WHAT IS NEEDED → Identify every line containing the word "blue" and reproduce each one.
_ _ _ _ _
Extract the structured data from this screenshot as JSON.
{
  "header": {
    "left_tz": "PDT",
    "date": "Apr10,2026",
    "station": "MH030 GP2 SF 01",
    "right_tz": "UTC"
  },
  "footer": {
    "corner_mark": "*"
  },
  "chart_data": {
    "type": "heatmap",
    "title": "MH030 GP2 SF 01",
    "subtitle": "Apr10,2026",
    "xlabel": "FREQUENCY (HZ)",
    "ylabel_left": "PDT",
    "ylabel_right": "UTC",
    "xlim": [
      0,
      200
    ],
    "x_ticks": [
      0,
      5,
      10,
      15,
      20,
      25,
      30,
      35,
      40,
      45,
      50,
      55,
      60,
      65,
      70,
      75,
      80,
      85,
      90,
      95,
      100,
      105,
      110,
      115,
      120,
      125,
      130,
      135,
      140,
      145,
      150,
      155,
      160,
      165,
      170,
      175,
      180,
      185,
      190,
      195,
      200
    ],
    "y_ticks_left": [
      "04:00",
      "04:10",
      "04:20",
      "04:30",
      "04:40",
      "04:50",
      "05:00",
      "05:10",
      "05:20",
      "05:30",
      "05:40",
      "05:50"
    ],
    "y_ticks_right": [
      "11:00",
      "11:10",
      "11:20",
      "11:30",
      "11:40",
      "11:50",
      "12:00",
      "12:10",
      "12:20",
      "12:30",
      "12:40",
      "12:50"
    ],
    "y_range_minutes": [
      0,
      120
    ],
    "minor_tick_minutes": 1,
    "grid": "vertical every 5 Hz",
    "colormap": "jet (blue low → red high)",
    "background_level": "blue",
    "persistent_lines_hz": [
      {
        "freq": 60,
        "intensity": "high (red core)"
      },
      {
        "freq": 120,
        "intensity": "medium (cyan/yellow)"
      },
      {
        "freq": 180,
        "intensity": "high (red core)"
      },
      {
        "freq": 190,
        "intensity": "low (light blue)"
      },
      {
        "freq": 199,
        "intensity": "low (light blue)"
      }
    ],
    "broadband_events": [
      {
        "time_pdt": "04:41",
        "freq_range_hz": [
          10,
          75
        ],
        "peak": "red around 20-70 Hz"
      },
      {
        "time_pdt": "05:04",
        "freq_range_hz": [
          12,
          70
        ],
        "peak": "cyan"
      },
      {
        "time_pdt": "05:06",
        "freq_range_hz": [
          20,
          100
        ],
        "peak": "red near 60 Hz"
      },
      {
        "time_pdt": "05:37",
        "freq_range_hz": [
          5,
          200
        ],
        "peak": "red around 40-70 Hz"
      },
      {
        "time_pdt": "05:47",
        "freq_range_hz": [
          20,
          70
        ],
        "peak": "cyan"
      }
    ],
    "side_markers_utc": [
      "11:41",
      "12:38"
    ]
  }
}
_ _ _ _ _
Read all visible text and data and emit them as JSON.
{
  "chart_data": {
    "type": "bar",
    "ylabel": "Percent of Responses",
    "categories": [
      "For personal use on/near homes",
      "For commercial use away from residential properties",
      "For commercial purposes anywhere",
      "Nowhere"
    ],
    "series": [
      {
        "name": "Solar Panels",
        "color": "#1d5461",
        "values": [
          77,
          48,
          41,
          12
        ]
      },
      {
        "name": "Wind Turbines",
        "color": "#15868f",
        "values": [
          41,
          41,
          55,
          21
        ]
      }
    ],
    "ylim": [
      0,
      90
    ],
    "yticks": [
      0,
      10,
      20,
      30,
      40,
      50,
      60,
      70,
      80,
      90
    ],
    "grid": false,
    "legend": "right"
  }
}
_ _ _ _ _
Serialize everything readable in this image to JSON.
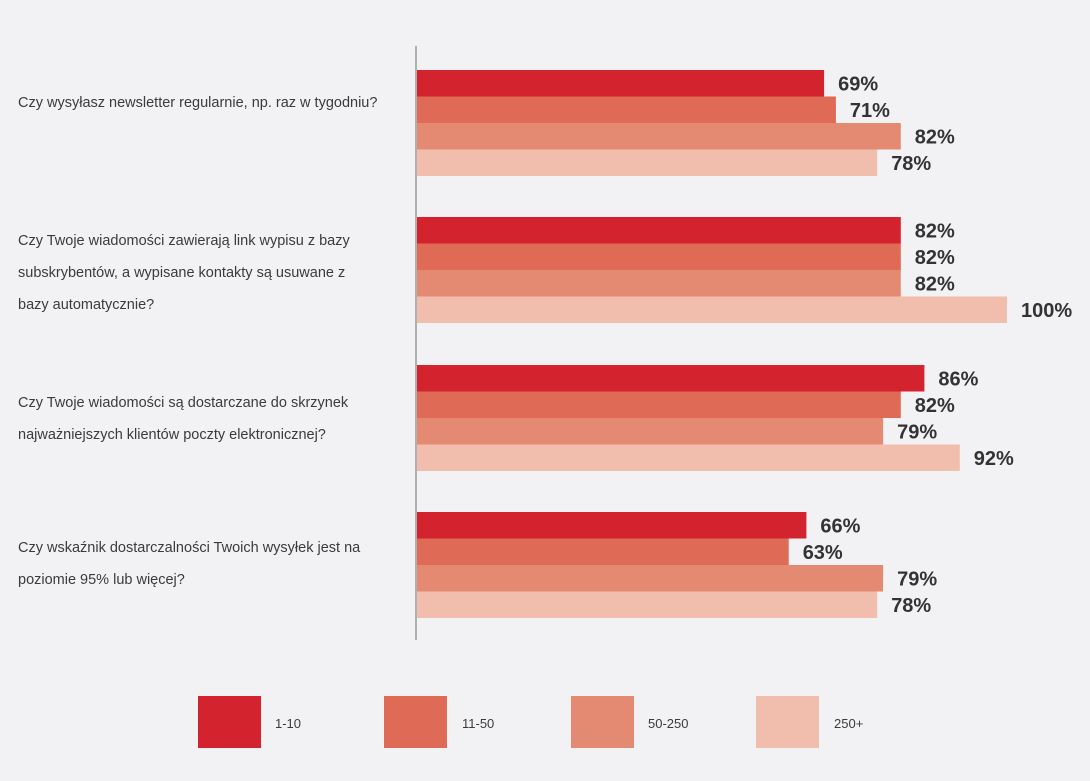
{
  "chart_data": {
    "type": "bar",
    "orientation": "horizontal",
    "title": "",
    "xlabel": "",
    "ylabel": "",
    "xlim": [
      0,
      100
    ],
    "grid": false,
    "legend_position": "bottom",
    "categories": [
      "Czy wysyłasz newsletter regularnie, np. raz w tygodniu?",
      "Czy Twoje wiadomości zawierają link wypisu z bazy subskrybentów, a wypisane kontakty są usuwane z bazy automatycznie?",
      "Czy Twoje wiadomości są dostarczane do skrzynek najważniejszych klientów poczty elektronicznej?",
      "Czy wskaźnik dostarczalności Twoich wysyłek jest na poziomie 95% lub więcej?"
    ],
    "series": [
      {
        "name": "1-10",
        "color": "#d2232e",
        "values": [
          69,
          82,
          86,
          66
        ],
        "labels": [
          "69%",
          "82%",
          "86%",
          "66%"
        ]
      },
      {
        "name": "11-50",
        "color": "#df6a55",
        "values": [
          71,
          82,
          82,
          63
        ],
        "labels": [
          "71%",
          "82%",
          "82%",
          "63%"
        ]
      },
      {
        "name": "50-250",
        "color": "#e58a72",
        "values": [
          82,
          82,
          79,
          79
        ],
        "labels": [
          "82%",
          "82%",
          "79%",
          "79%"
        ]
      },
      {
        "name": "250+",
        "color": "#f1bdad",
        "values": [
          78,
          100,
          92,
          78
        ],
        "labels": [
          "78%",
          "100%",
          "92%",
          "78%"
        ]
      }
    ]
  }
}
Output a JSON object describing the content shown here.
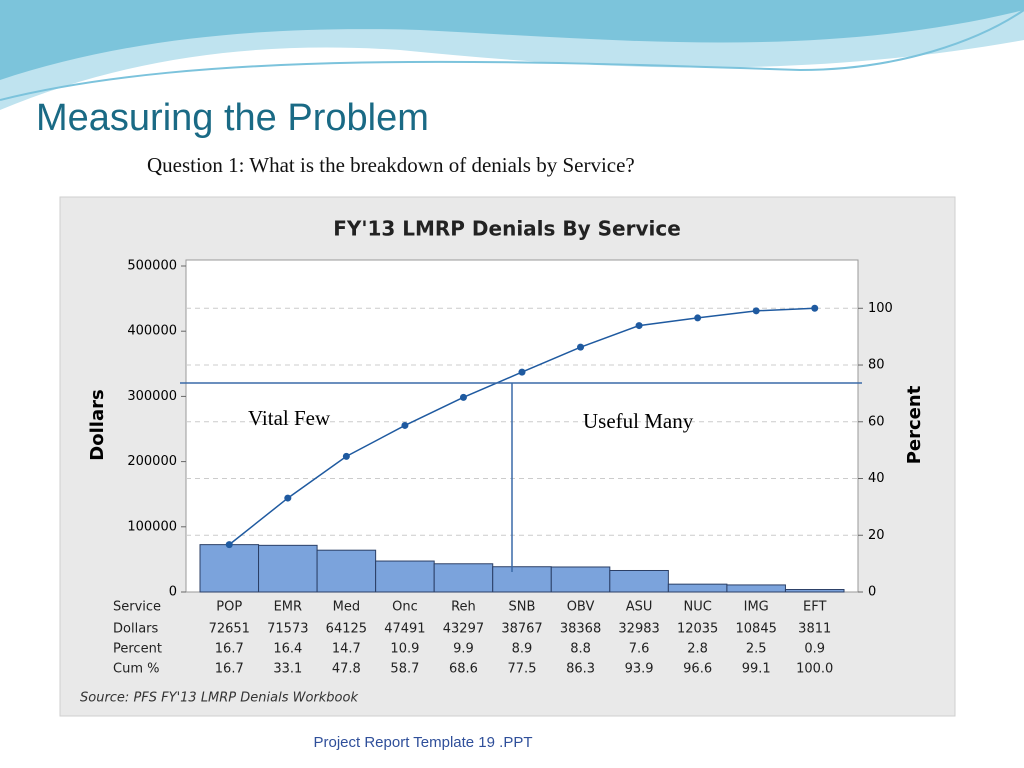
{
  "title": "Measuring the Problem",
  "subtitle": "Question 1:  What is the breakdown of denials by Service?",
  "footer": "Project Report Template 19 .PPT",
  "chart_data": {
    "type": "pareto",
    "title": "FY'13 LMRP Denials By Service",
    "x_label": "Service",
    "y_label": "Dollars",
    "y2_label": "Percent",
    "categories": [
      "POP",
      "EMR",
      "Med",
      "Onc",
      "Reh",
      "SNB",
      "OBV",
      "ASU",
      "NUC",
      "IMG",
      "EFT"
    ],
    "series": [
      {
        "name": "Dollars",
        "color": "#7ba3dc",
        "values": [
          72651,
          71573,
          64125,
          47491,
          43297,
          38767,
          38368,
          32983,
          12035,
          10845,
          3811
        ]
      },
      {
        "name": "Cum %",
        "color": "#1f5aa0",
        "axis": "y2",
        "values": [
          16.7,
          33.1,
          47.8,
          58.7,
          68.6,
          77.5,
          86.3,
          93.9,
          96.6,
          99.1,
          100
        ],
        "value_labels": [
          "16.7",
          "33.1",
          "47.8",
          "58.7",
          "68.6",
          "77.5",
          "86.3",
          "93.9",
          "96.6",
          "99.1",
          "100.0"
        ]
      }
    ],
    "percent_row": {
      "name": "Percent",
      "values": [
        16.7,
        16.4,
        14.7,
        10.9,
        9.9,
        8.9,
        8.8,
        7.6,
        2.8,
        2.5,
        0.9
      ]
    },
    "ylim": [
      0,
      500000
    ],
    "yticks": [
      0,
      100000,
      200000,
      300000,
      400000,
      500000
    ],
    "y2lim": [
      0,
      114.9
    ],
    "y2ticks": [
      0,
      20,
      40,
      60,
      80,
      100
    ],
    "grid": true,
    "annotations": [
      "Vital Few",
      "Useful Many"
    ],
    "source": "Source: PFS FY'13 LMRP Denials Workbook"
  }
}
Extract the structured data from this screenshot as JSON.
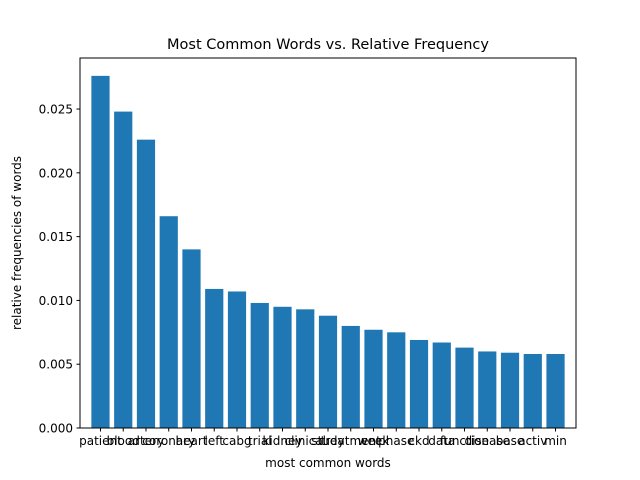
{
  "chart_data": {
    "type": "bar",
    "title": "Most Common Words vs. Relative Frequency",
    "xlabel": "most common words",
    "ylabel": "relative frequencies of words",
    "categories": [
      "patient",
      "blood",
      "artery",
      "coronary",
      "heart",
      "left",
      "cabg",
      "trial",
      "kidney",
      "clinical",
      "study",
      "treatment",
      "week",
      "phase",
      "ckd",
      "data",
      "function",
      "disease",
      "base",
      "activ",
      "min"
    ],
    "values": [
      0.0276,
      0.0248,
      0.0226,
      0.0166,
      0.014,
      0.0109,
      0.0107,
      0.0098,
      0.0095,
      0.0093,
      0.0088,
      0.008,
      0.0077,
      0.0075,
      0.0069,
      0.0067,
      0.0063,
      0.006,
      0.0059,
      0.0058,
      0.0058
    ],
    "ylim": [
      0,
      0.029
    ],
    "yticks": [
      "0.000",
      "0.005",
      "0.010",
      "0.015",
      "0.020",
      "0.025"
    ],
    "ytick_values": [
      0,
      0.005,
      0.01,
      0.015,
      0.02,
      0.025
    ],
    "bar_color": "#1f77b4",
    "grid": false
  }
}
_ _ _ _ _
SOLUTION TO THE EXERCISE →
    "colormap": "jet (blue low → red high)",
    "background_level": "blue",
        "intensity": "low (light blue)"
        "intensity": "low (light blue)"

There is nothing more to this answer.